Aim of the task:
Copy every line of the records below that holds the word "JSON".
:: Provided records ::
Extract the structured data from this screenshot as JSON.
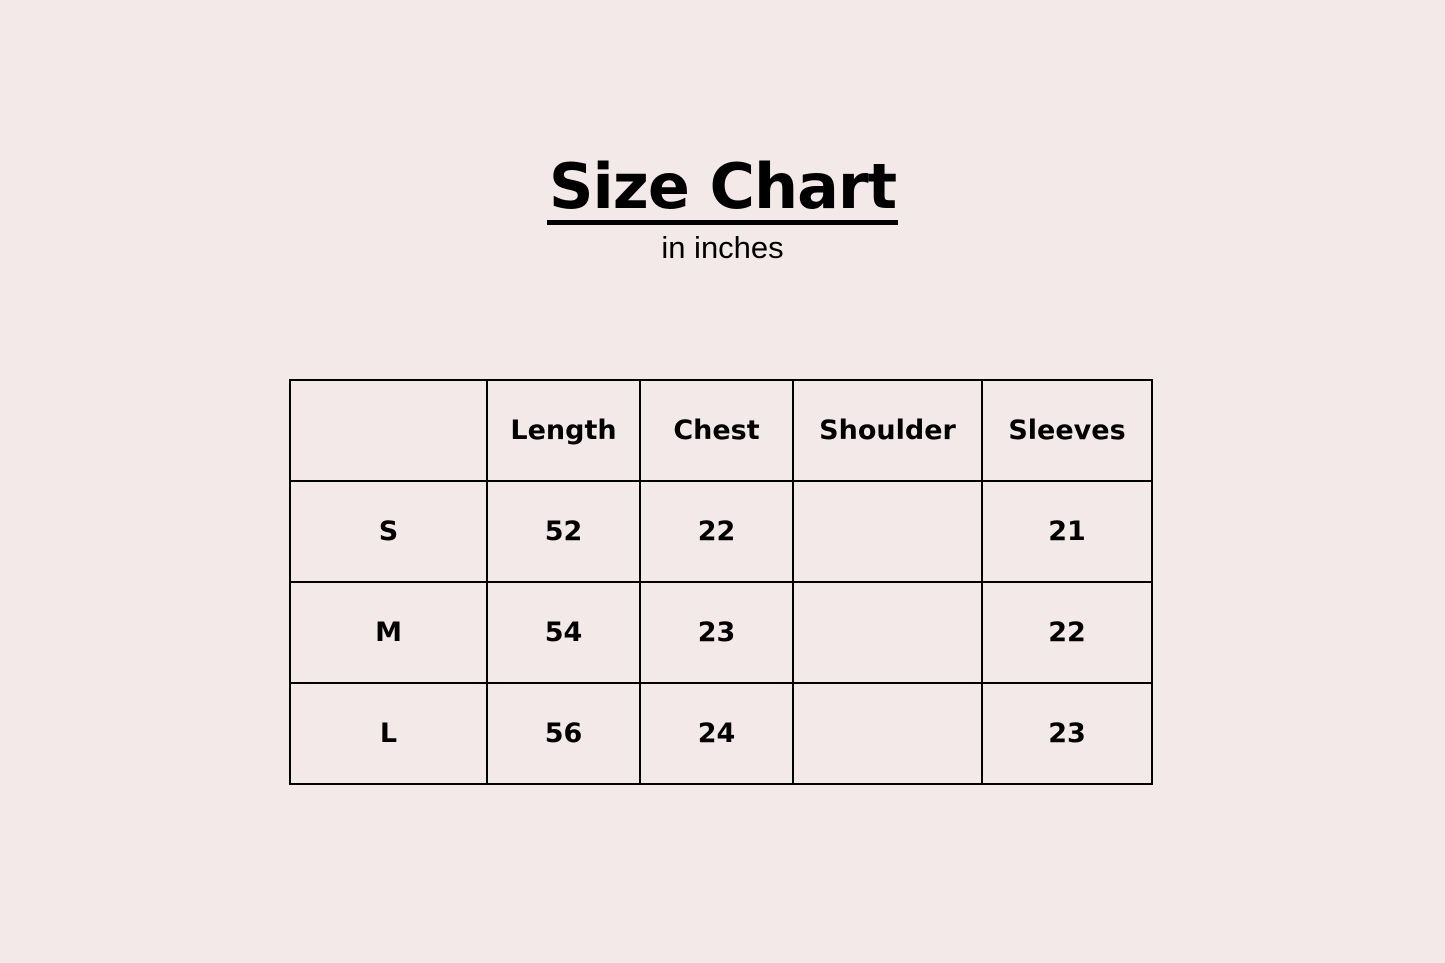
{
  "title": "Size Chart",
  "subtitle": "in inches",
  "table": {
    "headers": [
      "",
      "Length",
      "Chest",
      "Shoulder",
      "Sleeves"
    ],
    "rows": [
      [
        "S",
        "52",
        "22",
        "",
        "21"
      ],
      [
        "M",
        "54",
        "23",
        "",
        "22"
      ],
      [
        "L",
        "56",
        "24",
        "",
        "23"
      ]
    ]
  },
  "colors": {
    "background": "#f3e9e8",
    "text": "#000000"
  }
}
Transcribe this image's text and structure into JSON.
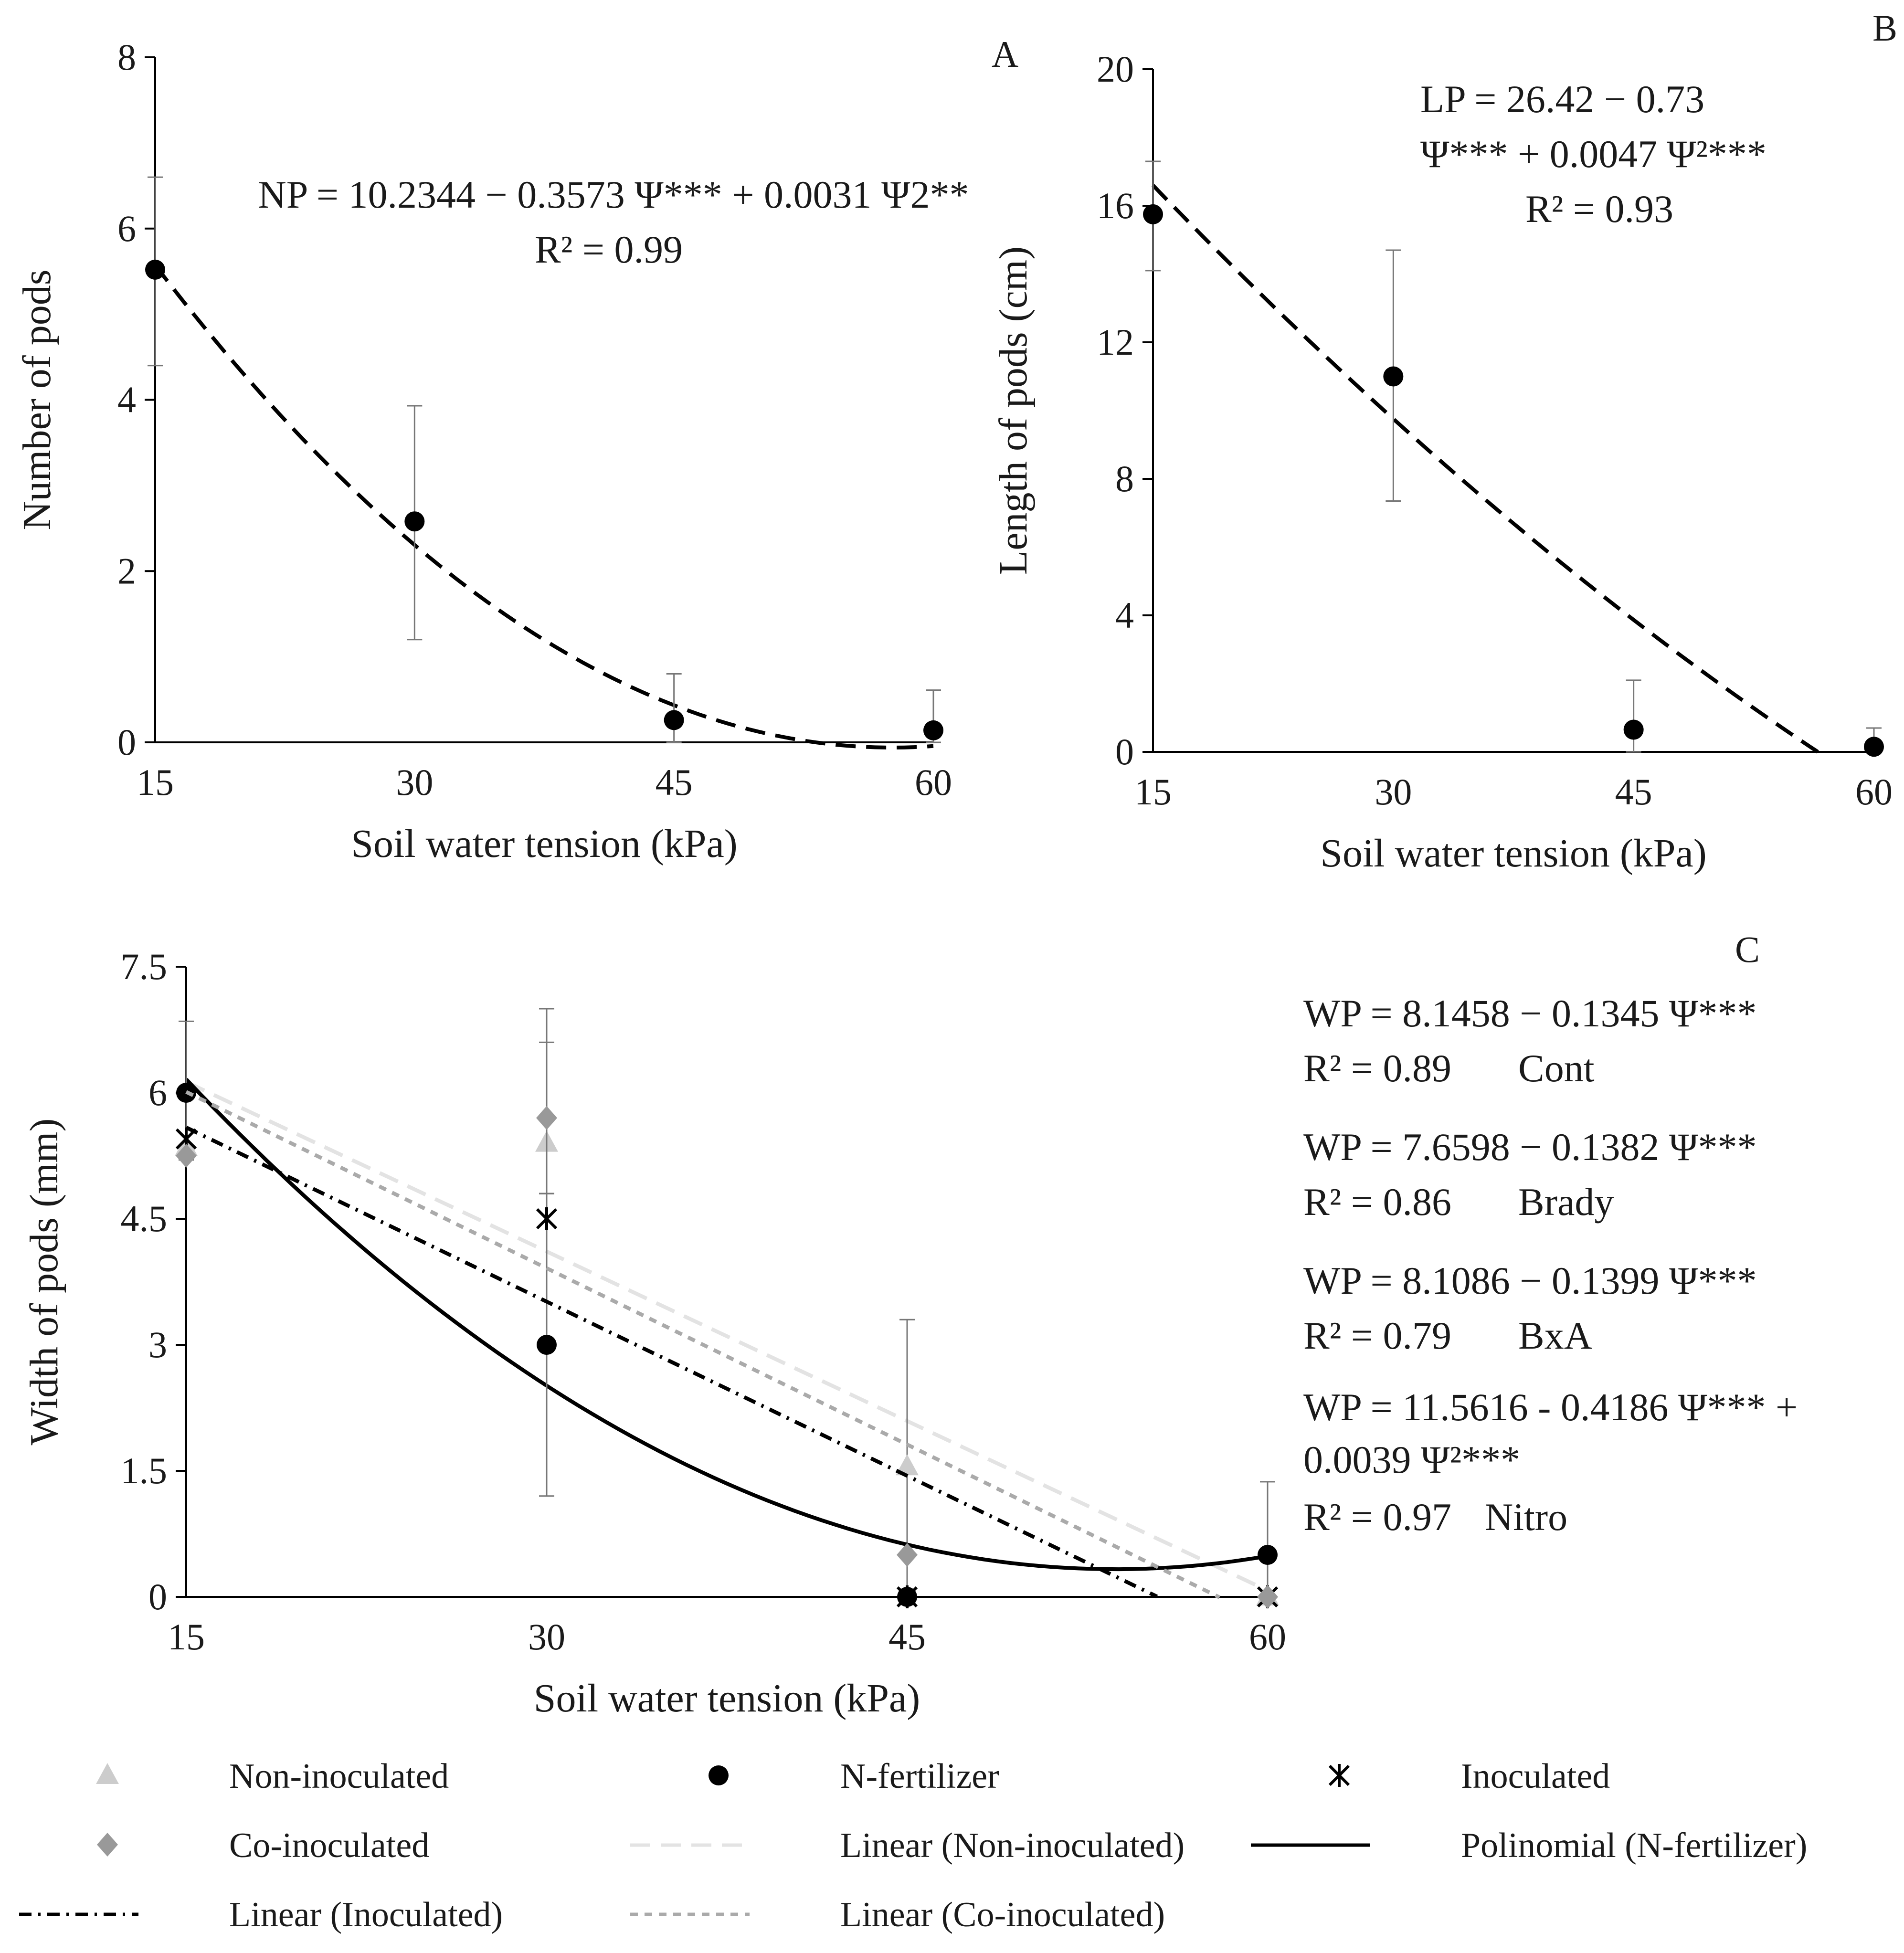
{
  "chart_data": [
    {
      "panel": "A",
      "type": "scatter",
      "xlabel": "Soil water tension (kPa)",
      "ylabel": "Number of pods",
      "x_ticks": [
        "15",
        "30",
        "45",
        "60"
      ],
      "y_ticks": [
        "0",
        "2",
        "4",
        "6",
        "8"
      ],
      "xlim": [
        15,
        60
      ],
      "ylim": [
        0,
        8
      ],
      "series": [
        {
          "name": "Number of pods",
          "marker": "circle",
          "points": [
            {
              "x": 15,
              "y": 5.52,
              "err_low": 4.4,
              "err_high": 6.6
            },
            {
              "x": 30,
              "y": 2.58,
              "err_low": 1.2,
              "err_high": 3.93
            },
            {
              "x": 45,
              "y": 0.26,
              "err_low": 0.0,
              "err_high": 0.8
            },
            {
              "x": 60,
              "y": 0.14,
              "err_low": 0.0,
              "err_high": 0.61
            }
          ],
          "trend": {
            "kind": "polynomial",
            "coef": [
              10.2344,
              -0.3573,
              0.0031
            ],
            "style": "long-dash"
          }
        }
      ],
      "equation": {
        "line1": "NP = 10.2344 − 0.3573 Ψ*** + 0.0031 Ψ2**",
        "line2": "R² = 0.99"
      }
    },
    {
      "panel": "B",
      "type": "scatter",
      "xlabel": "Soil water tension (kPa)",
      "ylabel": "Length of pods (cm)",
      "x_ticks": [
        "15",
        "30",
        "45",
        "60"
      ],
      "y_ticks": [
        "0",
        "4",
        "8",
        "12",
        "16",
        "20"
      ],
      "xlim": [
        15,
        60
      ],
      "ylim": [
        0,
        20
      ],
      "series": [
        {
          "name": "Length of pods",
          "marker": "circle",
          "points": [
            {
              "x": 15,
              "y": 15.75,
              "err_low": 14.1,
              "err_high": 17.3
            },
            {
              "x": 30,
              "y": 11.0,
              "err_low": 7.35,
              "err_high": 14.7
            },
            {
              "x": 45,
              "y": 0.65,
              "err_low": 0.0,
              "err_high": 2.1
            },
            {
              "x": 60,
              "y": 0.15,
              "err_low": 0.0,
              "err_high": 0.7
            }
          ],
          "trend": {
            "kind": "polynomial",
            "x_range": [
              15,
              56.5
            ],
            "y_start": 16.6,
            "y_end": 0.0,
            "style": "long-dash"
          }
        }
      ],
      "equation": {
        "line1": "LP = 26.42 − 0.73",
        "line2": "Ψ*** + 0.0047 Ψ²***",
        "line3": "R² = 0.93"
      }
    },
    {
      "panel": "C",
      "type": "scatter",
      "xlabel": "Soil water tension (kPa)",
      "ylabel": "Width of pods (mm)",
      "x_ticks": [
        "15",
        "30",
        "45",
        "60"
      ],
      "y_ticks": [
        "0",
        "1.5",
        "3",
        "4.5",
        "6",
        "7.5"
      ],
      "xlim": [
        15,
        60
      ],
      "ylim": [
        0,
        7.5
      ],
      "series": [
        {
          "name": "Non-inoculated",
          "marker": "triangle",
          "color": "#cccccc",
          "points": [
            {
              "x": 15,
              "y": 5.35
            },
            {
              "x": 30,
              "y": 5.4,
              "err_low": 4.8,
              "err_high": 6.6
            },
            {
              "x": 45,
              "y": 1.55,
              "err_low": 0.0,
              "err_high": 3.3
            },
            {
              "x": 60,
              "y": 0.0
            }
          ],
          "trend": {
            "kind": "linear",
            "label": "Linear (Non-inoculated)",
            "coef": [
              8.1458,
              -0.1345
            ],
            "x_range": [
              15,
              60
            ],
            "color": "#e3e3e3",
            "style": "long-dash"
          }
        },
        {
          "name": "N-fertilizer",
          "marker": "circle",
          "color": "#000000",
          "points": [
            {
              "x": 15,
              "y": 6.0,
              "err_low": 5.2,
              "err_high": 6.85
            },
            {
              "x": 30,
              "y": 3.0,
              "err_low": 1.2,
              "err_high": 4.8
            },
            {
              "x": 45,
              "y": 0.0
            },
            {
              "x": 60,
              "y": 0.5,
              "err_low": 0.0,
              "err_high": 1.37
            }
          ],
          "trend": {
            "kind": "polynomial",
            "label": "Polinomial (N-fertilizer)",
            "coef": [
              11.5616,
              -0.4186,
              0.0039
            ],
            "x_range": [
              15,
              60
            ],
            "color": "#000000",
            "style": "solid"
          }
        },
        {
          "name": "Inoculated",
          "marker": "asterisk",
          "color": "#000000",
          "points": [
            {
              "x": 15,
              "y": 5.45
            },
            {
              "x": 30,
              "y": 4.5
            },
            {
              "x": 45,
              "y": 0.0
            },
            {
              "x": 60,
              "y": 0.0
            }
          ],
          "trend": {
            "kind": "linear",
            "label": "Linear (Inoculated)",
            "coef": [
              7.6598,
              -0.1382
            ],
            "x_range": [
              15,
              55.4
            ],
            "color": "#000000",
            "style": "dash-dot"
          }
        },
        {
          "name": "Co-inoculated",
          "marker": "diamond",
          "color": "#999999",
          "points": [
            {
              "x": 15,
              "y": 5.25
            },
            {
              "x": 30,
              "y": 5.7,
              "err_low": 4.8,
              "err_high": 7.0
            },
            {
              "x": 45,
              "y": 0.5
            },
            {
              "x": 60,
              "y": 0.0
            }
          ],
          "trend": {
            "kind": "linear",
            "label": "Linear (Co-inoculated)",
            "coef": [
              8.1086,
              -0.1399
            ],
            "x_range": [
              15,
              58.0
            ],
            "color": "#aaaaaa",
            "style": "short-dash"
          }
        }
      ],
      "equations": [
        {
          "line1": "WP = 8.1458 − 0.1345 Ψ***",
          "line2": "R² = 0.89",
          "tag": "Cont"
        },
        {
          "line1": "WP = 7.6598 − 0.1382 Ψ***",
          "line2": "R² = 0.86",
          "tag": "Brady"
        },
        {
          "line1": "WP = 8.1086 − 0.1399 Ψ***",
          "line2": "R² = 0.79",
          "tag": "BxA"
        },
        {
          "line1": "WP = 11.5616 - 0.4186 Ψ*** +",
          "line1b": "0.0039 Ψ²***",
          "line2": "R² = 0.97",
          "tag": "Nitro"
        }
      ],
      "legend": {
        "placement": "bottom",
        "entries": [
          {
            "label": "Non-inoculated",
            "symbol": "triangle",
            "color": "#cccccc"
          },
          {
            "label": "N-fertilizer",
            "symbol": "circle",
            "color": "#000000"
          },
          {
            "label": "Inoculated",
            "symbol": "asterisk",
            "color": "#000000"
          },
          {
            "label": "Co-inoculated",
            "symbol": "diamond",
            "color": "#999999"
          },
          {
            "label": "Linear (Non-inoculated)",
            "symbol": "long-dash",
            "color": "#e3e3e3"
          },
          {
            "label": "Polinomial (N-fertilizer)",
            "symbol": "solid",
            "color": "#000000"
          },
          {
            "label": "Linear (Inoculated)",
            "symbol": "dash-dot",
            "color": "#000000"
          },
          {
            "label": "Linear (Co-inoculated)",
            "symbol": "short-dash",
            "color": "#aaaaaa"
          }
        ]
      }
    }
  ]
}
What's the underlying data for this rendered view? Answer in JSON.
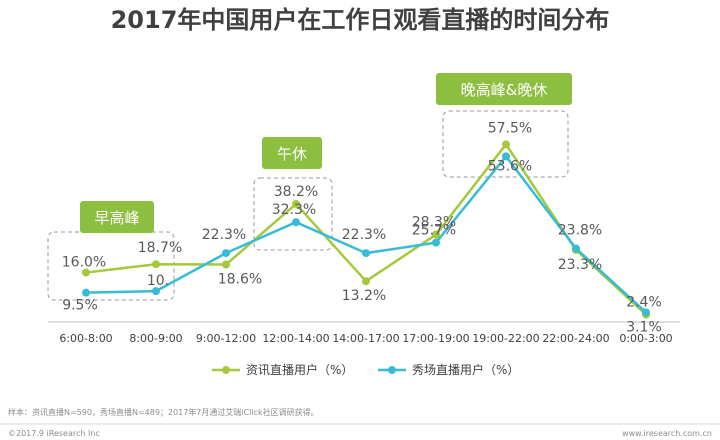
{
  "chart_data": {
    "type": "line",
    "title": "2017年中国用户在工作日观看直播的时间分布",
    "categories": [
      "6:00-8:00",
      "8:00-9:00",
      "9:00-12:00",
      "12:00-14:00",
      "14:00-17:00",
      "17:00-19:00",
      "19:00-22:00",
      "22:00-24:00",
      "0:00-3:00"
    ],
    "series": [
      {
        "name": "资讯直播用户（%）",
        "values": [
          16.0,
          18.7,
          18.6,
          38.2,
          13.2,
          28.3,
          57.5,
          23.3,
          2.4
        ],
        "labels": [
          "16.0%",
          "18.7%",
          "18.6%",
          "38.2%",
          "13.2%",
          "28.3%",
          "57.5%",
          "23.3%",
          "2.4%"
        ],
        "color": "#a5c93b"
      },
      {
        "name": "秀场直播用户（%）",
        "values": [
          9.5,
          10.0,
          22.3,
          32.3,
          22.3,
          25.7,
          53.6,
          23.8,
          3.1
        ],
        "labels": [
          "9.5%",
          "10.",
          "22.3%",
          "32.3%",
          "22.3%",
          "25.7%",
          "53.6%",
          "23.8%",
          "3.1%"
        ],
        "color": "#37bcd6"
      }
    ],
    "annotations": [
      {
        "text": "早高峰",
        "range": [
          0,
          1
        ]
      },
      {
        "text": "午休",
        "range": [
          3,
          3
        ]
      },
      {
        "text": "晚高峰&晚休",
        "range": [
          6,
          6
        ]
      }
    ],
    "ylim": [
      0,
      65
    ],
    "grid": false,
    "legend_position": "bottom"
  },
  "footnote": "样本：资讯直播N=590，秀场直播N=489；2017年7月通过艾瑞iClick社区调研获得。",
  "footer_left": "©2017.9 iResearch Inc",
  "footer_right": "www.iresearch.com.cn",
  "colors": {
    "tag_fill": "#8cbf3f",
    "dash": "#9a9a9a"
  }
}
:::
Solution for this task:
Extract the structured data from this screenshot as JSON.
Transcribe this image's text and structure into JSON.
What's the underlying data for this rendered view? Answer in JSON.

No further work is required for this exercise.